[Excerpt from a dataset]
┄┄┄┄┄┄┄┄┄┄
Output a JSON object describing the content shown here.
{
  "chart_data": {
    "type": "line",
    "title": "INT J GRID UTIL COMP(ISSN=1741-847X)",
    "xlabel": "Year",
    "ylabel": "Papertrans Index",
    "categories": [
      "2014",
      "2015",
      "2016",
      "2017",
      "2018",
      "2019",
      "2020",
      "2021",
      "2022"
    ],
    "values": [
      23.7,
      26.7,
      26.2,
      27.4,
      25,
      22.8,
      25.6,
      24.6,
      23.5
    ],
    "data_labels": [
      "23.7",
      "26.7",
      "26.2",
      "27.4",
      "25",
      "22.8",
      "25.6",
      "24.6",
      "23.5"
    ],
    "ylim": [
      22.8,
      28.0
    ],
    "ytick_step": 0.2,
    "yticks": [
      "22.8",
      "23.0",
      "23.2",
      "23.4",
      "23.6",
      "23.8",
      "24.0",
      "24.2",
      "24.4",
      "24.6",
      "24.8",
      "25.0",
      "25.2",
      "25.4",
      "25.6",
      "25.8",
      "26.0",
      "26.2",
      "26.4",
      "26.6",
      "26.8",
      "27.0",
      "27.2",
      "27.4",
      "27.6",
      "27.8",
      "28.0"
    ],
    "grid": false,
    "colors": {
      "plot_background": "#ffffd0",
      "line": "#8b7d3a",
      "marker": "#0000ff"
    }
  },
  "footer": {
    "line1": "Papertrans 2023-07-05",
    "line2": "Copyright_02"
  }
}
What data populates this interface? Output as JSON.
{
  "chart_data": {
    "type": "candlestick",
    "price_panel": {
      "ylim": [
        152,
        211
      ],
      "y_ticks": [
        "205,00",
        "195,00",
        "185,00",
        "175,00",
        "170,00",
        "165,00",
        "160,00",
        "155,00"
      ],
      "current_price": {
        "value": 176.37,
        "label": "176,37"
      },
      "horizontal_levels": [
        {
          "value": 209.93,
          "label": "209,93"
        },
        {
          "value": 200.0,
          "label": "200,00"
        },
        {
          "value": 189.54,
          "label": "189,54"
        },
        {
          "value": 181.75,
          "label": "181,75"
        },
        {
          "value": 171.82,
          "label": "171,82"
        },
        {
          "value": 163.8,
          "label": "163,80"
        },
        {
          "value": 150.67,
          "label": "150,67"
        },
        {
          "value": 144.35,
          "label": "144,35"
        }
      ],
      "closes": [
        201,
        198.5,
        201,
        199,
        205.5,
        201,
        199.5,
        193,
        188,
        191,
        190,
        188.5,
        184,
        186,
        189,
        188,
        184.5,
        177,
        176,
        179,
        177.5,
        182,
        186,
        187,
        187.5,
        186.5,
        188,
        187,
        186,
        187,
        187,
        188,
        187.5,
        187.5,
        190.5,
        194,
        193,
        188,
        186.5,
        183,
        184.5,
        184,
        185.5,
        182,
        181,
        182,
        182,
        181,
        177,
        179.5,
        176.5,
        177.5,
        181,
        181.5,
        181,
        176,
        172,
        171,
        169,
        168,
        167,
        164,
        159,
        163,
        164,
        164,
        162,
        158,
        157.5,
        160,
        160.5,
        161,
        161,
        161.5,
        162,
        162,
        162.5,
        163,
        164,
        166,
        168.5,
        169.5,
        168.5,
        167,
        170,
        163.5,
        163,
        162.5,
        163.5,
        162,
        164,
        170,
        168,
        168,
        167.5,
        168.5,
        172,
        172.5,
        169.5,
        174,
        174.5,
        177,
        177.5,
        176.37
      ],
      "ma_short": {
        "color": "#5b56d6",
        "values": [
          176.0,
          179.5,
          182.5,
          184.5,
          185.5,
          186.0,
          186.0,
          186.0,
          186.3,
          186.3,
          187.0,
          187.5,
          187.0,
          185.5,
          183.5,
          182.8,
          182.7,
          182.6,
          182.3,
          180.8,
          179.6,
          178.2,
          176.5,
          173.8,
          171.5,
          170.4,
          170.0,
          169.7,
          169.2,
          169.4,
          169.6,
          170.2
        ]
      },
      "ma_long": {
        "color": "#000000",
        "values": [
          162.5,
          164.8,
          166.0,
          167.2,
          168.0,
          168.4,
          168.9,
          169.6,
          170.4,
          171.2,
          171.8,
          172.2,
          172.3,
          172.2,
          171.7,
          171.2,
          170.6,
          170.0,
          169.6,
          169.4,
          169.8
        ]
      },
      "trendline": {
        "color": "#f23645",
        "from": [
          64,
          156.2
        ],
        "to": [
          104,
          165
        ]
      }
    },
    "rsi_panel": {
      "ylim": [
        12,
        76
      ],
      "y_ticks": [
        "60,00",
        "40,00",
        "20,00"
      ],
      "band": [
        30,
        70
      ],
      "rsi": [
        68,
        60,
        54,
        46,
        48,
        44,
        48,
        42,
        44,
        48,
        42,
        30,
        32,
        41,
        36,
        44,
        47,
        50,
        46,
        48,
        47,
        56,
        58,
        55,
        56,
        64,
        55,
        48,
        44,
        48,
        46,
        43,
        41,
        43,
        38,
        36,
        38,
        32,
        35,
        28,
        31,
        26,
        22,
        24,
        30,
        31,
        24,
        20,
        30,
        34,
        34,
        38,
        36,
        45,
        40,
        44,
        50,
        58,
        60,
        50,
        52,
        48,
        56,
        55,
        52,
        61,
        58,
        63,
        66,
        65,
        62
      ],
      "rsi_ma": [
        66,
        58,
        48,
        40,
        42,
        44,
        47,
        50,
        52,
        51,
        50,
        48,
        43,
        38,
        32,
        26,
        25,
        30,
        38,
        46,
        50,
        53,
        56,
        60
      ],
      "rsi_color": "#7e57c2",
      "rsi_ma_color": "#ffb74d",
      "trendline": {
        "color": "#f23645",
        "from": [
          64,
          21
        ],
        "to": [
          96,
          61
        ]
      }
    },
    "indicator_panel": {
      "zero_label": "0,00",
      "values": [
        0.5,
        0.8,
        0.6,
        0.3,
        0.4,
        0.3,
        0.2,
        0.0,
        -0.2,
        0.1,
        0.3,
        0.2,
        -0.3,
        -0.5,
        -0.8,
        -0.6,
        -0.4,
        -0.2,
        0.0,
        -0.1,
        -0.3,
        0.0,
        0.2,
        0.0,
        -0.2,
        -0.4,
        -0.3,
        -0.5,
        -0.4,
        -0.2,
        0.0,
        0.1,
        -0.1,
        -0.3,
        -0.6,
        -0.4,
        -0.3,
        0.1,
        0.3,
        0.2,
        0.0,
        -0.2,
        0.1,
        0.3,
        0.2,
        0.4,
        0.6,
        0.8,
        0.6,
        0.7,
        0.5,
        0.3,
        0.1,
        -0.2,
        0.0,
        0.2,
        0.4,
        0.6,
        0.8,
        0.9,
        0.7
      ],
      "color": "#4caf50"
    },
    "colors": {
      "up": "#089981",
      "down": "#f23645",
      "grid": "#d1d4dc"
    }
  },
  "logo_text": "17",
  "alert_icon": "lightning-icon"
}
┄┄┄┄┄┄┄┄┄┄
Report every line containing the word "Output" from the listing above.

Output a JSON object describing the content shown here.
What data populates this interface? Output as JSON.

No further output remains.